• [Given request]
Exactly retype the lines below from the one containing "Give me the" through the end of the listing. Leave pictures out.

(Data items)
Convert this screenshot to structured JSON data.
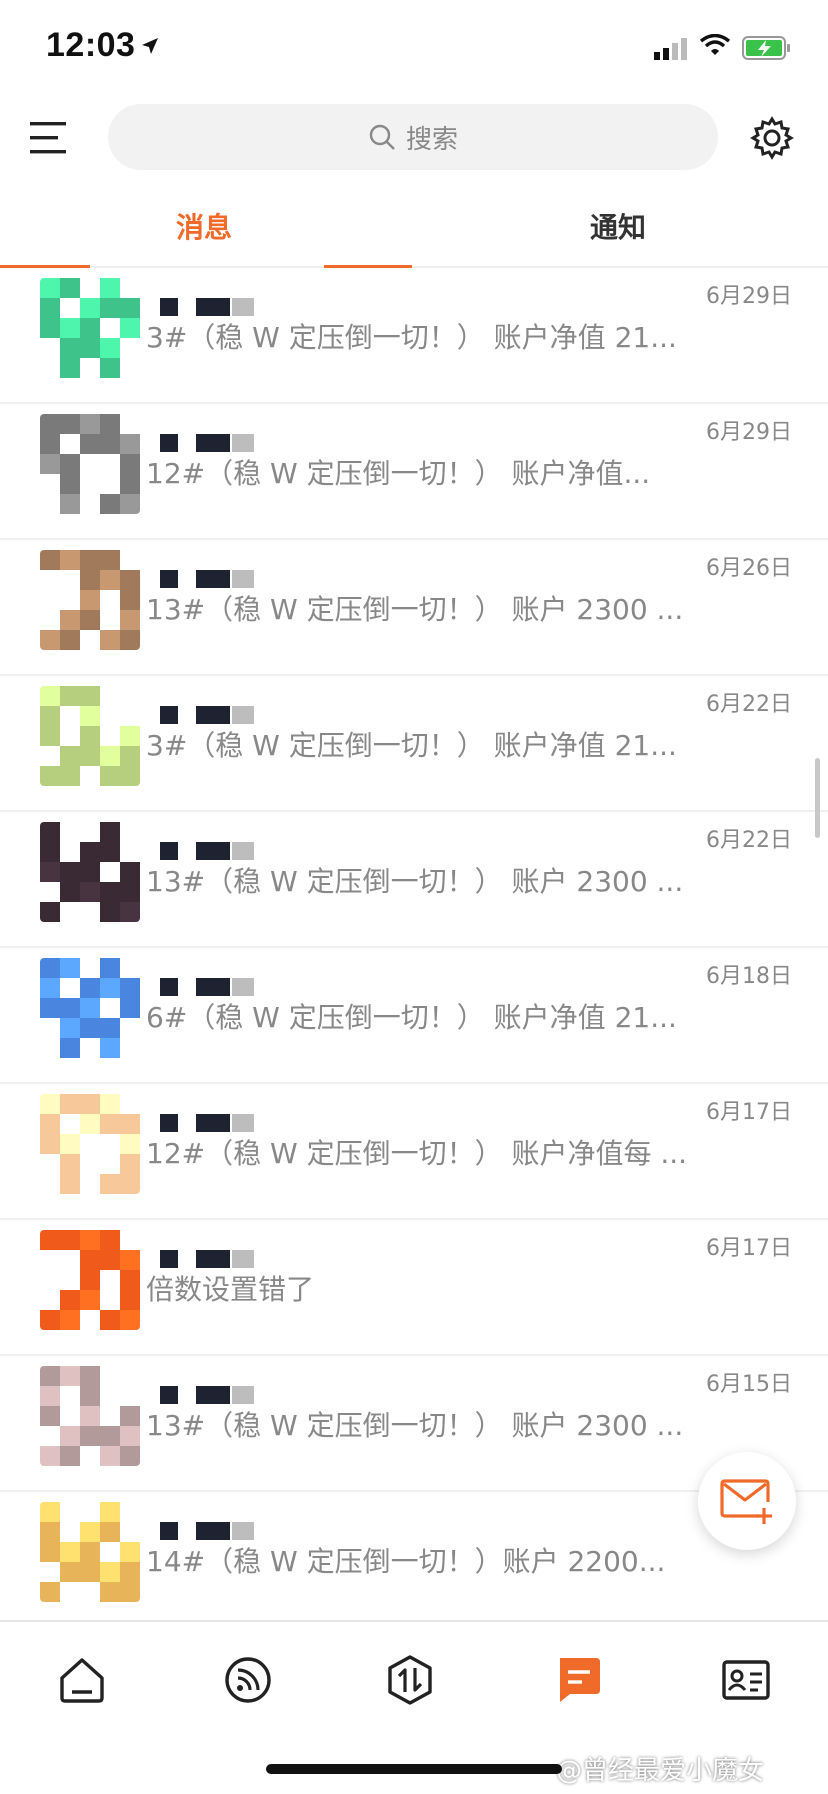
{
  "status_bar": {
    "time": "12:03"
  },
  "search": {
    "placeholder": "搜索"
  },
  "tabs": [
    {
      "label": "消息",
      "active": true
    },
    {
      "label": "通知",
      "active": false
    }
  ],
  "messages": [
    {
      "preview": "3#（稳 W 定压倒一切！） 账户净值 21...",
      "date": "6月29日",
      "avatar_color": "#3ec48a"
    },
    {
      "preview": "12#（稳 W 定压倒一切！） 账户净值...",
      "date": "6月29日",
      "avatar_color": "#7a7a7a"
    },
    {
      "preview": "13#（稳 W 定压倒一切！） 账户 2300 ...",
      "date": "6月26日",
      "avatar_color": "#a07a5a"
    },
    {
      "preview": "3#（稳 W 定压倒一切！） 账户净值 21...",
      "date": "6月22日",
      "avatar_color": "#b5cf7e"
    },
    {
      "preview": "13#（稳 W 定压倒一切！） 账户 2300 ...",
      "date": "6月22日",
      "avatar_color": "#3a2a33"
    },
    {
      "preview": "6#（稳 W 定压倒一切！） 账户净值 21...",
      "date": "6月18日",
      "avatar_color": "#4a86e0"
    },
    {
      "preview": "12#（稳 W 定压倒一切！） 账户净值每 ...",
      "date": "6月17日",
      "avatar_color": "#f7c99a"
    },
    {
      "preview": "倍数设置错了",
      "date": "6月17日",
      "avatar_color": "#f05a1a"
    },
    {
      "preview": "13#（稳 W 定压倒一切！） 账户 2300 ...",
      "date": "6月15日",
      "avatar_color": "#b39a9a"
    },
    {
      "preview": "14#（稳 W 定压倒一切！）账户 2200...",
      "date": "",
      "avatar_color": "#e8b45a"
    }
  ],
  "bottom_nav": [
    {
      "icon": "home-icon",
      "active": false
    },
    {
      "icon": "feed-icon",
      "active": false
    },
    {
      "icon": "trade-icon",
      "active": false
    },
    {
      "icon": "message-icon",
      "active": true
    },
    {
      "icon": "profile-card-icon",
      "active": false
    }
  ],
  "watermark": "@曾经最爱小魔女",
  "colors": {
    "accent": "#f06a2a",
    "text_secondary": "#888888"
  }
}
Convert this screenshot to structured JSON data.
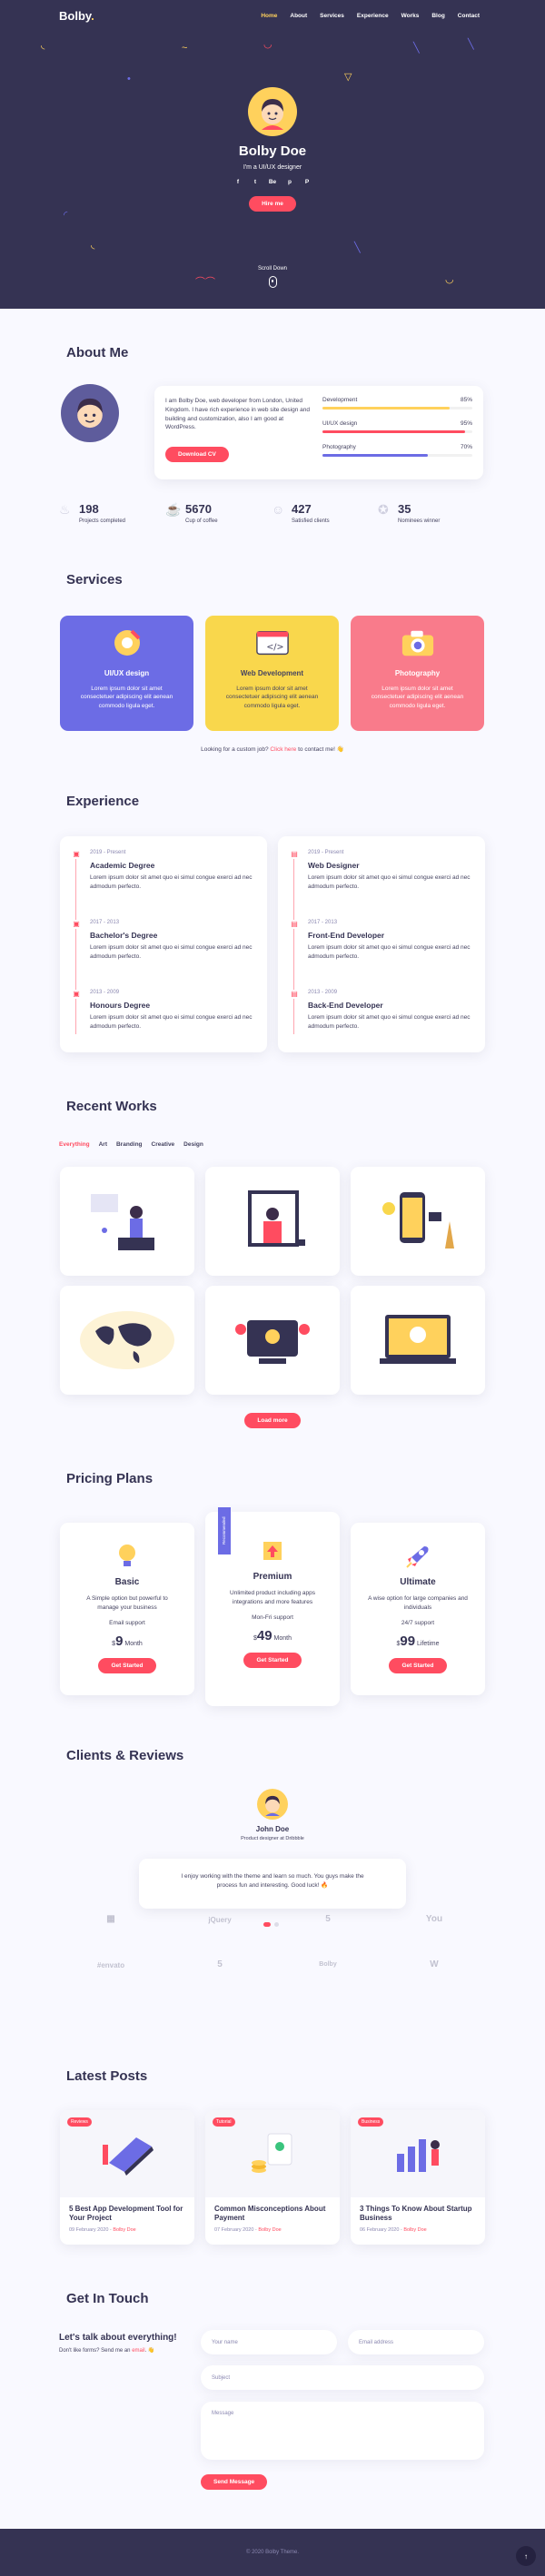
{
  "nav": {
    "logo": "Bolby",
    "logo_dot": ".",
    "items": [
      "Home",
      "About",
      "Services",
      "Experience",
      "Works",
      "Blog",
      "Contact"
    ]
  },
  "hero": {
    "name": "Bolby Doe",
    "subtitle": "I'm a UI/UX designer",
    "socials": [
      "f",
      "t",
      "Be",
      "p",
      "P"
    ],
    "button": "Hire me",
    "scroll": "Scroll Down"
  },
  "about": {
    "title": "About Me",
    "text": "I am Bolby Doe, web developer from London, United Kingdom. I have rich experience in web site design and building and customization, also I am good at WordPress.",
    "button": "Download CV",
    "skills": [
      {
        "name": "Development",
        "value": "85%",
        "level": 85,
        "color": "#ffd15c"
      },
      {
        "name": "UI/UX design",
        "value": "95%",
        "level": 95,
        "color": "#ff4c60"
      },
      {
        "name": "Photography",
        "value": "70%",
        "level": 70,
        "color": "#6c6ce5"
      }
    ],
    "facts": [
      {
        "num": "198",
        "label": "Projects completed"
      },
      {
        "num": "5670",
        "label": "Cup of coffee"
      },
      {
        "num": "427",
        "label": "Satisfied clients"
      },
      {
        "num": "35",
        "label": "Nominees winner"
      }
    ]
  },
  "services": {
    "title": "Services",
    "items": [
      {
        "title": "UI/UX design",
        "text": "Lorem ipsum dolor sit amet consectetuer adipiscing elit aenean commodo ligula eget.",
        "bg": "#6c6ce5",
        "color": "#ffffff"
      },
      {
        "title": "Web Development",
        "text": "Lorem ipsum dolor sit amet consectetuer adipiscing elit aenean commodo ligula eget.",
        "bg": "#f9d74c",
        "color": "#454360"
      },
      {
        "title": "Photography",
        "text": "Lorem ipsum dolor sit amet consectetuer adipiscing elit aenean commodo ligula eget.",
        "bg": "#f97b8b",
        "color": "#ffffff"
      }
    ],
    "note_pre": "Looking for a custom job?",
    "note_link": "Click here",
    "note_post": "to contact me! 👋"
  },
  "experience": {
    "title": "Experience",
    "education": [
      {
        "date": "2019 - Present",
        "title": "Academic Degree",
        "text": "Lorem ipsum dolor sit amet quo ei simul congue exerci ad nec admodum perfecto."
      },
      {
        "date": "2017 - 2013",
        "title": "Bachelor's Degree",
        "text": "Lorem ipsum dolor sit amet quo ei simul congue exerci ad nec admodum perfecto."
      },
      {
        "date": "2013 - 2009",
        "title": "Honours Degree",
        "text": "Lorem ipsum dolor sit amet quo ei simul congue exerci ad nec admodum perfecto."
      }
    ],
    "work": [
      {
        "date": "2019 - Present",
        "title": "Web Designer",
        "text": "Lorem ipsum dolor sit amet quo ei simul congue exerci ad nec admodum perfecto."
      },
      {
        "date": "2017 - 2013",
        "title": "Front-End Developer",
        "text": "Lorem ipsum dolor sit amet quo ei simul congue exerci ad nec admodum perfecto."
      },
      {
        "date": "2013 - 2009",
        "title": "Back-End Developer",
        "text": "Lorem ipsum dolor sit amet quo ei simul congue exerci ad nec admodum perfecto."
      }
    ]
  },
  "works": {
    "title": "Recent Works",
    "filters": [
      "Everything",
      "Art",
      "Branding",
      "Creative",
      "Design"
    ],
    "load_more": "Load more"
  },
  "pricing": {
    "title": "Pricing Plans",
    "plans": [
      {
        "name": "Basic",
        "text": "A Simple option but powerful to manage your business",
        "support": "Email support",
        "currency": "$",
        "price": "9",
        "period": "Month",
        "button": "Get Started"
      },
      {
        "name": "Premium",
        "text": "Unlimited product including apps integrations and more features",
        "support": "Mon-Fri support",
        "currency": "$",
        "price": "49",
        "period": "Month",
        "button": "Get Started",
        "ribbon": "Recommended"
      },
      {
        "name": "Ultimate",
        "text": "A wise option for large companies and individuals",
        "support": "24/7 support",
        "currency": "$",
        "price": "99",
        "period": "Lifetime",
        "button": "Get Started"
      }
    ]
  },
  "clients": {
    "title": "Clients & Reviews",
    "name": "John Doe",
    "role": "Product designer at Dribbble",
    "quote": "I enjoy working with the theme and learn so much. You guys make the process fun and interesting. Good luck! 🔥",
    "logos": [
      "▦",
      "jQuery",
      "5",
      "You",
      "#envato",
      "5",
      "Bolby",
      "W"
    ]
  },
  "posts": {
    "title": "Latest Posts",
    "items": [
      {
        "tag": "Reviews",
        "title": "5 Best App Development Tool for Your Project",
        "date": "09 February 2020",
        "author": "Bolby Doe"
      },
      {
        "tag": "Tutorial",
        "title": "Common Misconceptions About Payment",
        "date": "07 February 2020",
        "author": "Bolby Doe"
      },
      {
        "tag": "Business",
        "title": "3 Things To Know About Startup Business",
        "date": "06 February 2020",
        "author": "Bolby Doe"
      }
    ]
  },
  "contact": {
    "title": "Get In Touch",
    "heading": "Let's talk about everything!",
    "text_pre": "Don't like forms? Send me an",
    "text_link": "email",
    "text_post": ". 👋",
    "name_ph": "Your name",
    "email_ph": "Email address",
    "subject_ph": "Subject",
    "message_ph": "Message",
    "button": "Send Message"
  },
  "footer": {
    "text": "© 2020 Bolby Theme.",
    "top": "↑"
  }
}
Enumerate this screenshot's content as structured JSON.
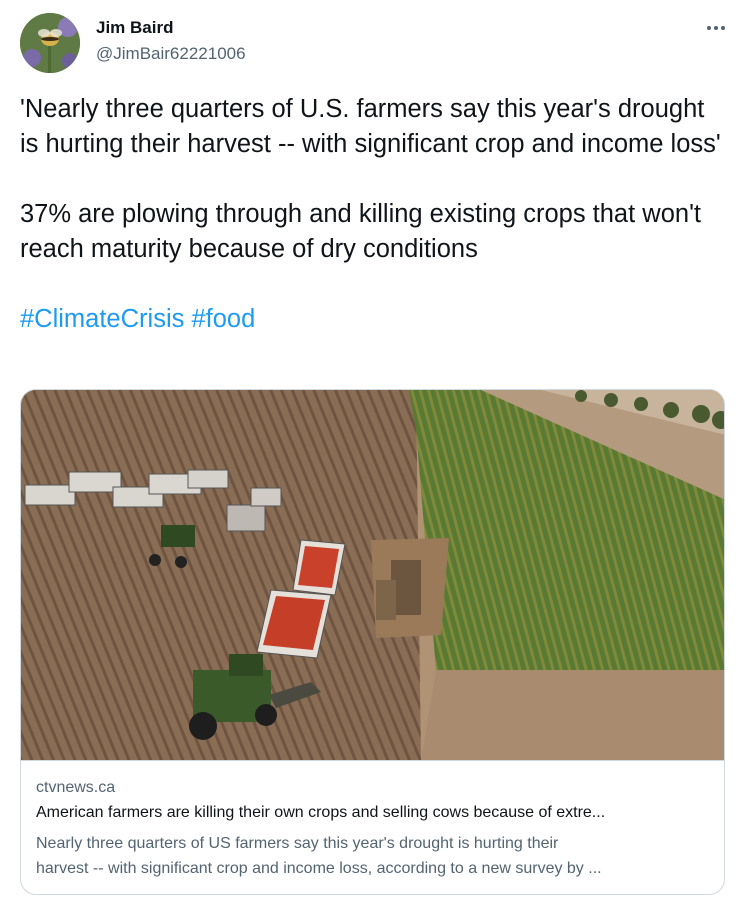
{
  "author": {
    "name": "Jim Baird",
    "handle": "@JimBair62221006",
    "avatar_icon": "bee-on-lavender-photo"
  },
  "tweet": {
    "paragraph1": "'Nearly three quarters of U.S. farmers say this year's drought is hurting their harvest -- with significant crop and income loss'",
    "paragraph2": "37% are plowing through and killing existing crops that won't reach maturity because of dry conditions",
    "hashtag1": "#ClimateCrisis",
    "hashtag2": "#food"
  },
  "card": {
    "image_icon": "harvest-field-photo",
    "domain": "ctvnews.ca",
    "title": "American farmers are killing their own crops and selling cows because of extre...",
    "description_line1": "Nearly three quarters of US farmers say this year's drought is hurting their",
    "description_line2": "harvest -- with significant crop and income loss, according to a new survey by ..."
  },
  "colors": {
    "link": "#1d9bf0",
    "secondary_text": "#536471",
    "primary_text": "#0f1419",
    "border": "#cfd9de"
  }
}
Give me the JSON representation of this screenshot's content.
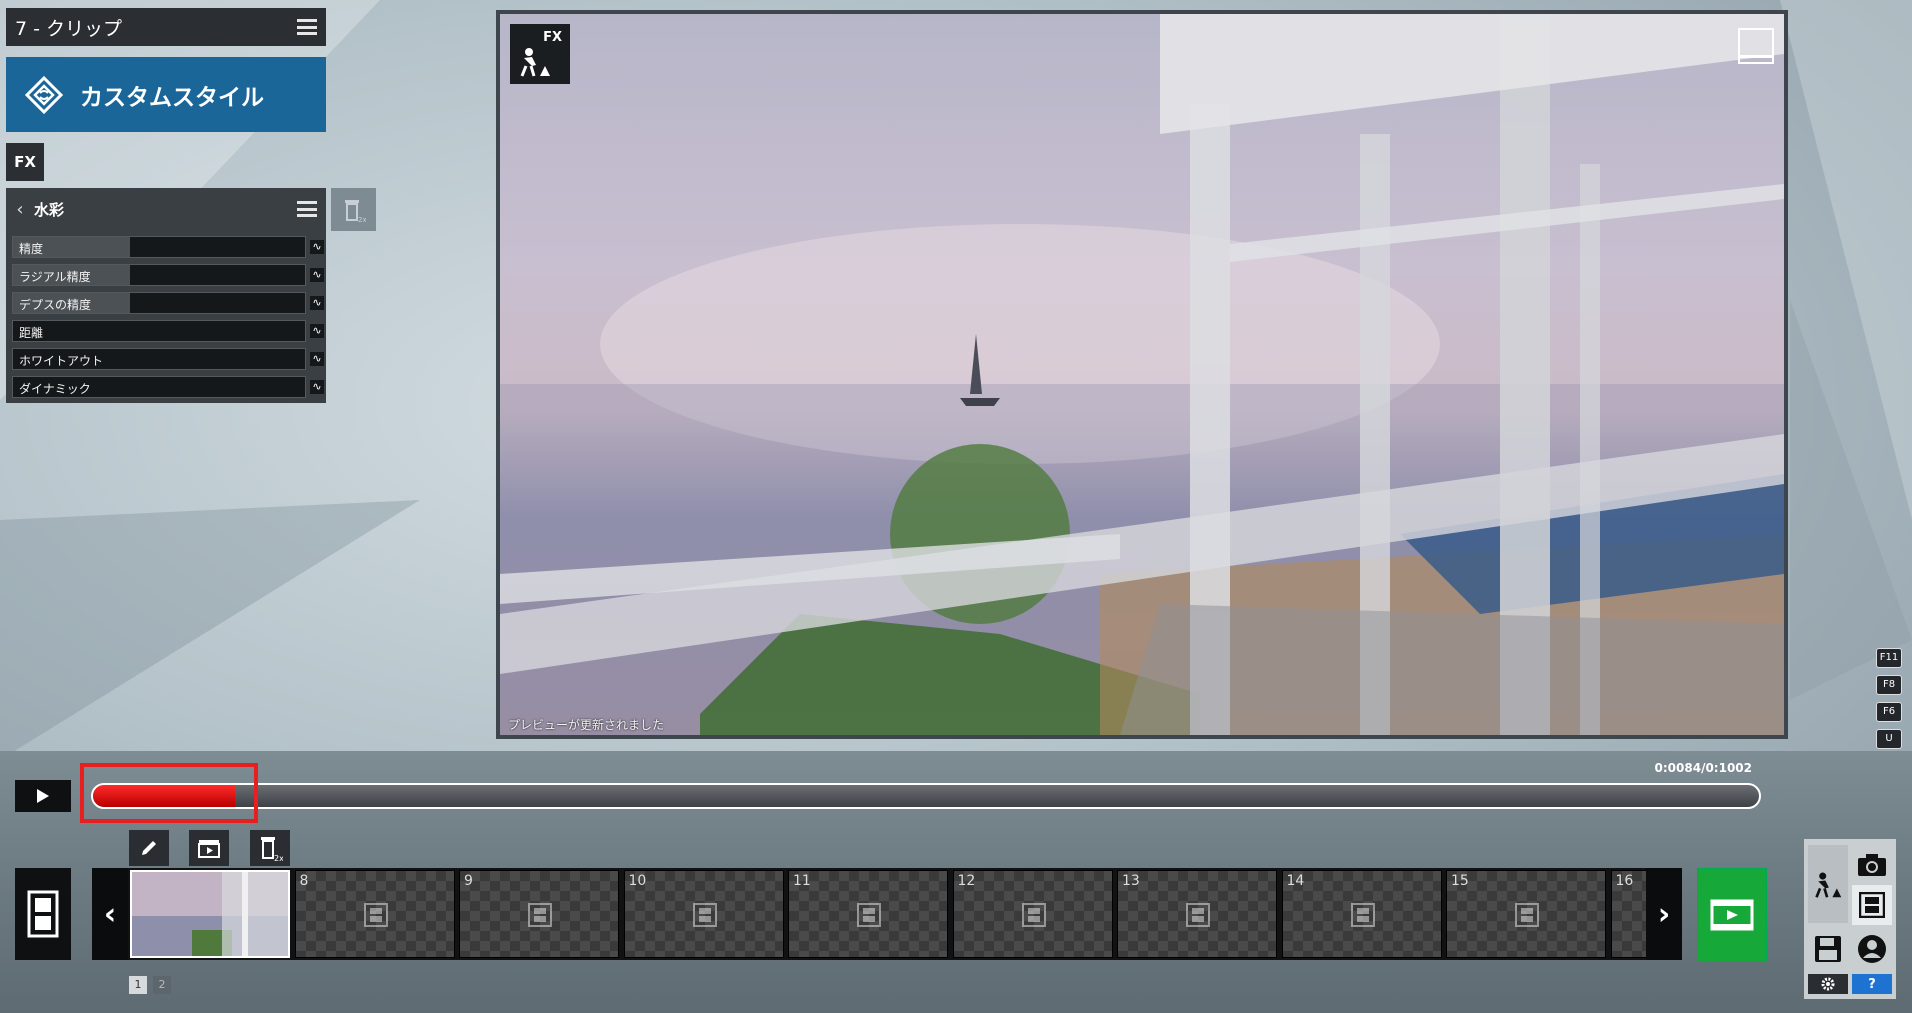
{
  "clip": {
    "title": "7 - クリップ"
  },
  "style_button": {
    "label": "カスタムスタイル"
  },
  "fx_button": {
    "label": "FX"
  },
  "effect": {
    "name": "水彩",
    "params": [
      {
        "label": "精度",
        "level": 0.4
      },
      {
        "label": "ラジアル精度",
        "level": 0.4
      },
      {
        "label": "デプスの精度",
        "level": 0.4
      },
      {
        "label": "距離",
        "level": 0.0
      },
      {
        "label": "ホワイトアウト",
        "level": 0.0
      },
      {
        "label": "ダイナミック",
        "level": 0.0
      }
    ],
    "wave_glyph": "∿"
  },
  "preview": {
    "fx_badge": "FX",
    "status": "プレビューが更新されました"
  },
  "hotkeys": [
    "F11",
    "F8",
    "F6",
    "U"
  ],
  "playback": {
    "time_display": "0:0084/0:1002",
    "progress": 0.085
  },
  "clip_strip": {
    "slots": [
      "",
      "8",
      "9",
      "10",
      "11",
      "12",
      "13",
      "14",
      "15",
      "16"
    ]
  },
  "pager": [
    "1",
    "2"
  ],
  "side_panel": {
    "help_label": "?"
  },
  "colors": {
    "accent_blue": "#1a6699",
    "progress_red": "#e60000",
    "go_green": "#17a83a",
    "help_blue": "#1e73d2"
  }
}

• [Response]
Give me the JSON representation of this screenshot's content.
{
  "clip": {
    "title": "7 - クリップ"
  },
  "style_button": {
    "label": "カスタムスタイル"
  },
  "fx_button": {
    "label": "FX"
  },
  "effect": {
    "name": "水彩",
    "params": [
      {
        "label": "精度",
        "level": 0.4
      },
      {
        "label": "ラジアル精度",
        "level": 0.4
      },
      {
        "label": "デプスの精度",
        "level": 0.4
      },
      {
        "label": "距離",
        "level": 0.0
      },
      {
        "label": "ホワイトアウト",
        "level": 0.0
      },
      {
        "label": "ダイナミック",
        "level": 0.0
      }
    ],
    "wave_glyph": "∿"
  },
  "preview": {
    "fx_badge": "FX",
    "status": "プレビューが更新されました"
  },
  "hotkeys": [
    "F11",
    "F8",
    "F6",
    "U"
  ],
  "playback": {
    "time_display": "0:0084/0:1002",
    "progress": 0.085
  },
  "clip_strip": {
    "slots": [
      "",
      "8",
      "9",
      "10",
      "11",
      "12",
      "13",
      "14",
      "15",
      "16"
    ]
  },
  "pager": [
    "1",
    "2"
  ],
  "side_panel": {
    "help_label": "?"
  },
  "colors": {
    "accent_blue": "#1a6699",
    "progress_red": "#e60000",
    "go_green": "#17a83a",
    "help_blue": "#1e73d2"
  }
}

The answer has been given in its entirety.